[What to work on]: Select the lines of the records containing the word "true" and list them.

[Records for this exercise]:

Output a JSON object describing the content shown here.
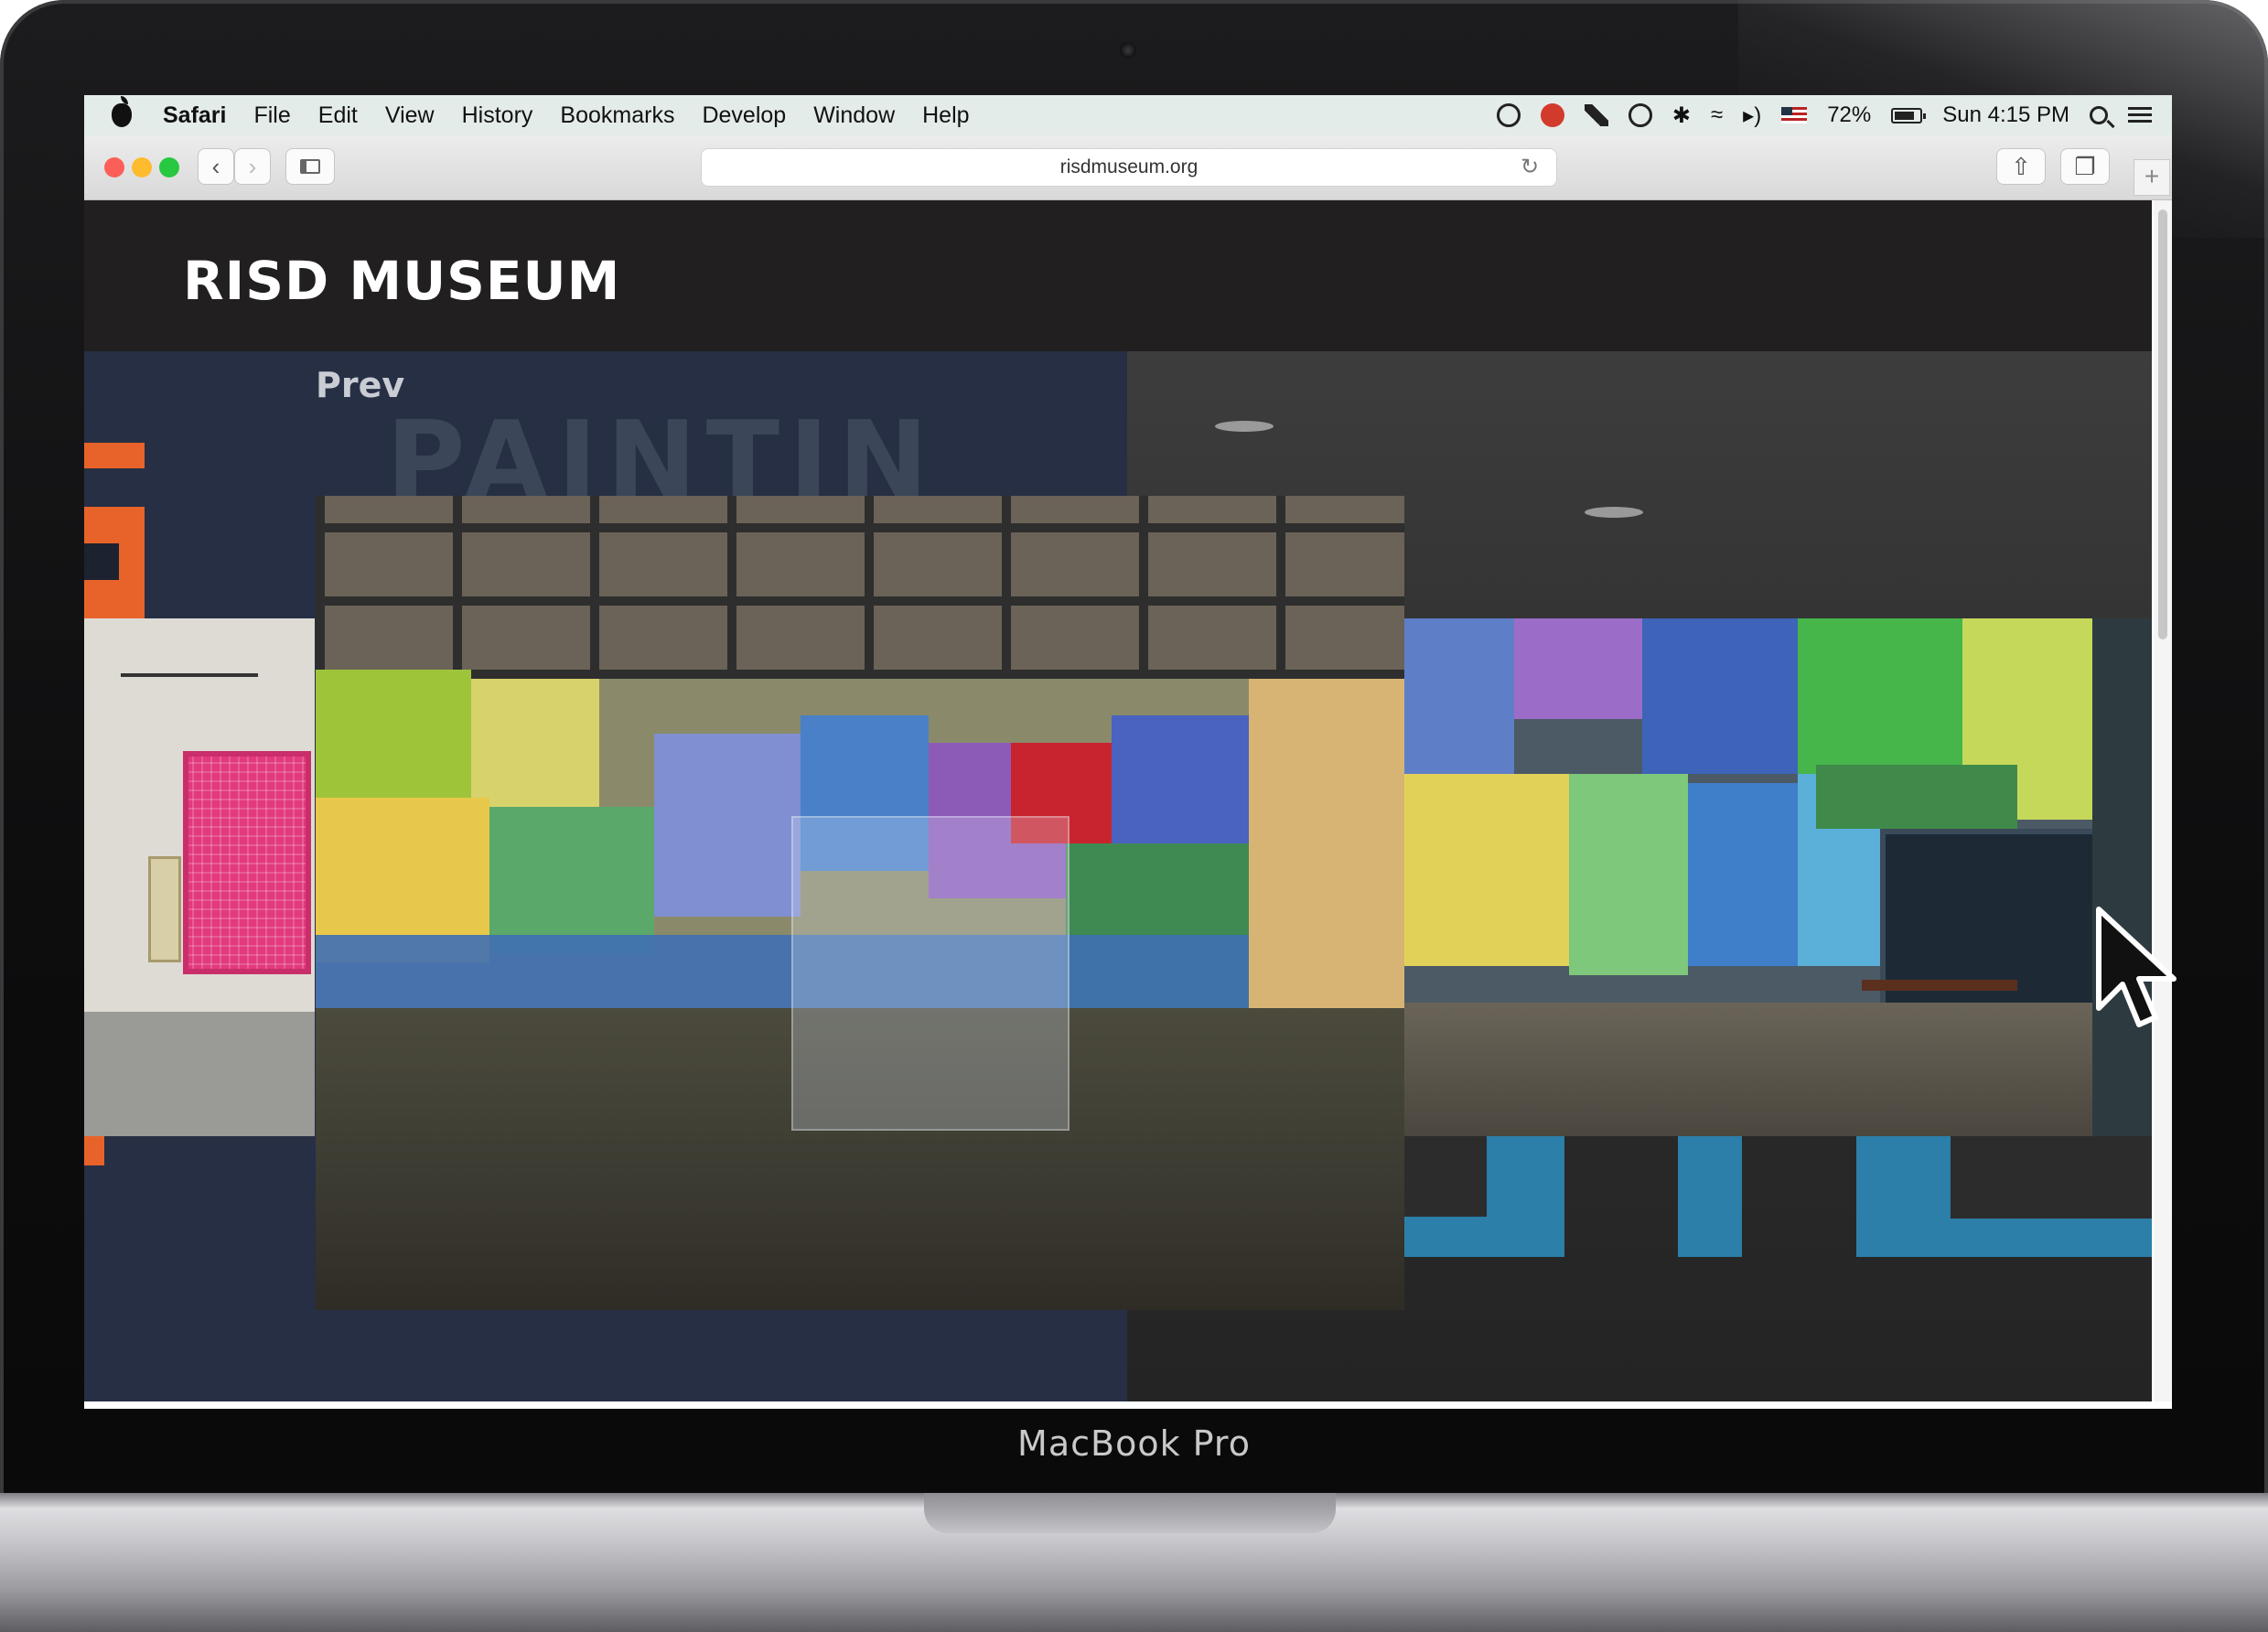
{
  "device": {
    "label": "MacBook Pro"
  },
  "menubar": {
    "app_name": "Safari",
    "items": [
      "File",
      "Edit",
      "View",
      "History",
      "Bookmarks",
      "Develop",
      "Window",
      "Help"
    ],
    "battery": "72%",
    "clock": "Sun 4:15 PM"
  },
  "browser": {
    "url": "risdmuseum.org",
    "back_icon": "chevron-left-icon",
    "forward_icon": "chevron-right-icon",
    "new_tab_label": "+"
  },
  "site": {
    "logo": "RISD MUSEUM",
    "prev_label": "Prev",
    "background_word": "PAINTIN"
  },
  "colors": {
    "accent_orange": "#e8632a",
    "accent_blue": "#2b7fa8",
    "header_bg": "#221f20"
  }
}
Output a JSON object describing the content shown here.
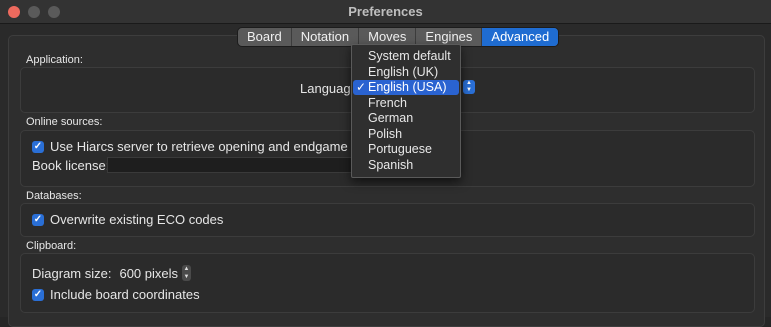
{
  "window": {
    "title": "Preferences"
  },
  "tabs": [
    {
      "label": "Board",
      "active": false
    },
    {
      "label": "Notation",
      "active": false
    },
    {
      "label": "Moves",
      "active": false
    },
    {
      "label": "Engines",
      "active": false
    },
    {
      "label": "Advanced",
      "active": true
    }
  ],
  "application": {
    "section_label": "Application:",
    "language_label": "Language"
  },
  "online_sources": {
    "section_label": "Online sources:",
    "hiarcs_checkbox_label": "Use Hiarcs server to retrieve opening and endgame informa",
    "hiarcs_checked": true,
    "book_license_label": "Book license:",
    "book_license_value": ""
  },
  "databases": {
    "section_label": "Databases:",
    "overwrite_eco_label": "Overwrite existing ECO codes",
    "overwrite_eco_checked": true
  },
  "clipboard": {
    "section_label": "Clipboard:",
    "diagram_size_label": "Diagram size:",
    "diagram_size_value": "600 pixels",
    "include_coords_label": "Include board coordinates",
    "include_coords_checked": true
  },
  "language_menu": {
    "items": [
      "System default",
      "English (UK)",
      "English (USA)",
      "French",
      "German",
      "Polish",
      "Portuguese",
      "Spanish"
    ],
    "selected": "English (USA)",
    "check_glyph": "✓"
  },
  "colors": {
    "accent": "#2a63d1",
    "close": "#ed6a5e"
  }
}
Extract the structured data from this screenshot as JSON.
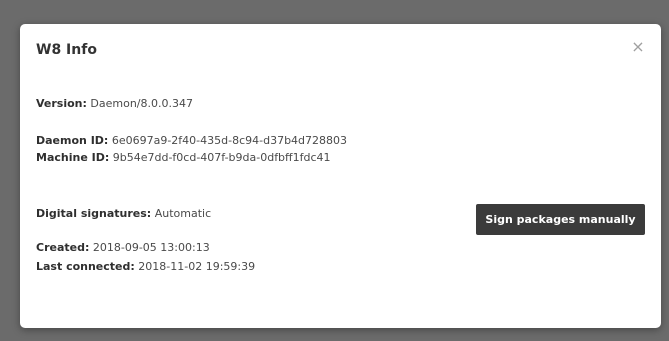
{
  "dialog": {
    "title": "W8 Info",
    "close_glyph": "×",
    "close_icon": "close-icon"
  },
  "info": {
    "version_label": "Version:",
    "version_value": "Daemon/8.0.0.347",
    "daemon_id_label": "Daemon ID:",
    "daemon_id_value": "6e0697a9-2f40-435d-8c94-d37b4d728803",
    "machine_id_label": "Machine ID:",
    "machine_id_value": "9b54e7dd-f0cd-407f-b9da-0dfbff1fdc41",
    "signatures_label": "Digital signatures:",
    "signatures_value": "Automatic",
    "created_label": "Created:",
    "created_value": "2018-09-05 13:00:13",
    "last_connected_label": "Last connected:",
    "last_connected_value": "2018-11-02 19:59:39"
  },
  "actions": {
    "sign_button_label": "Sign packages manually"
  },
  "colors": {
    "backdrop": "#6b6b6b",
    "modal_bg": "#ffffff",
    "button_bg": "#3b3b3b",
    "button_text": "#ffffff"
  }
}
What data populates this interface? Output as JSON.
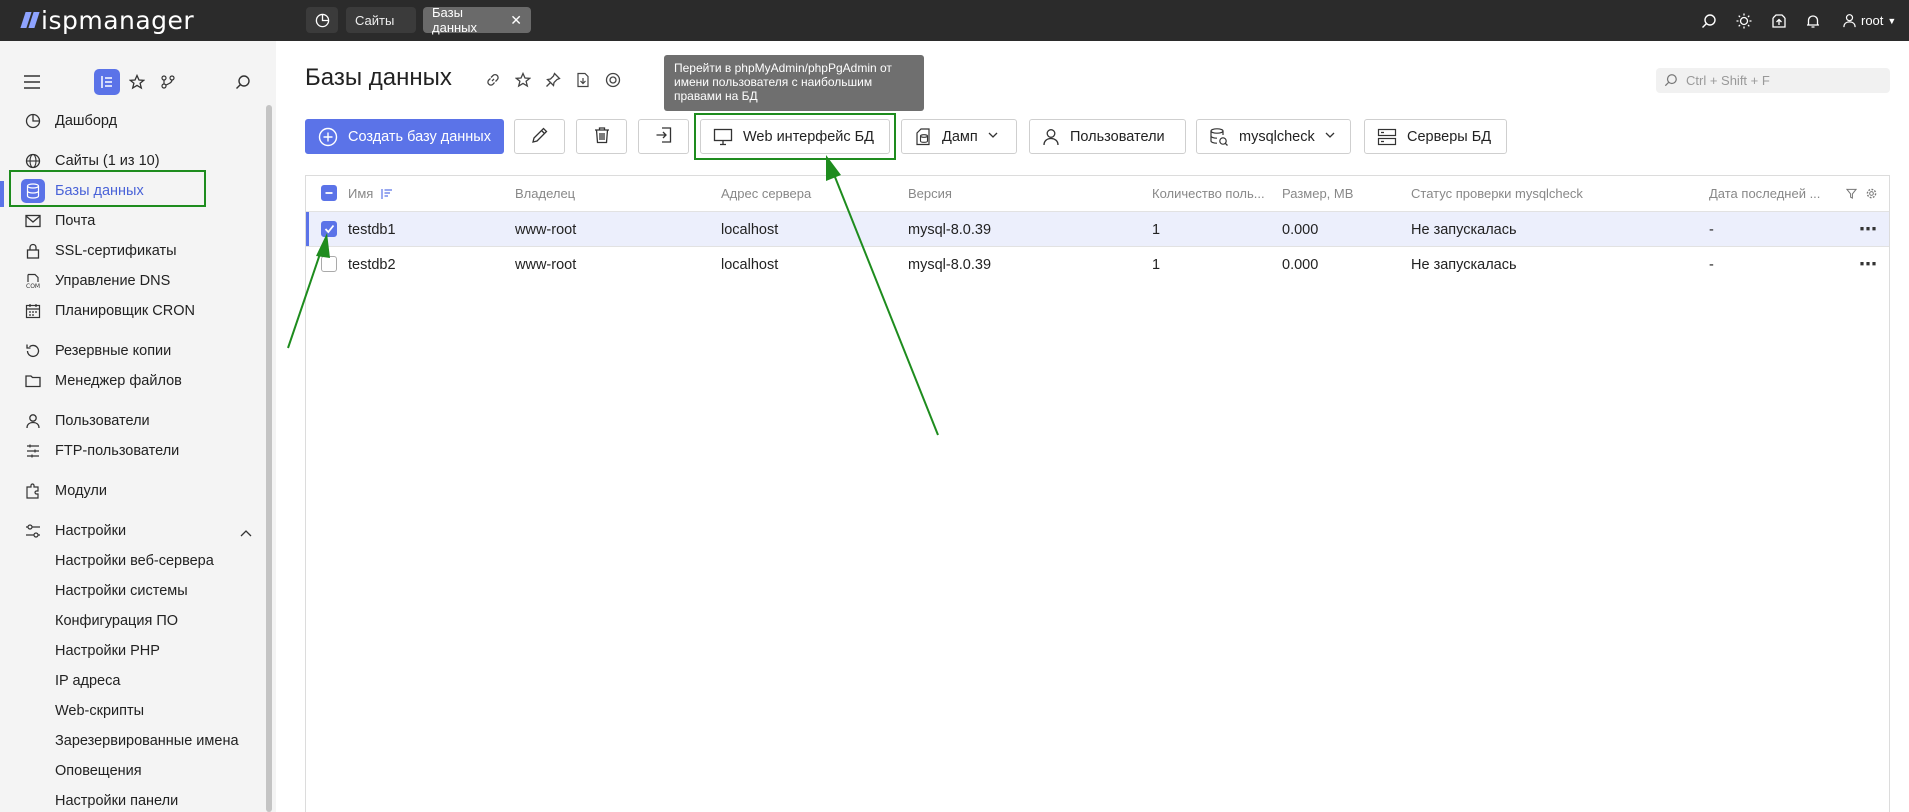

[Correct answer]:
      "active": true
    "hiarcs_checked": true,
    "overwrite_eco_checked": true
    "include_coords_checked": true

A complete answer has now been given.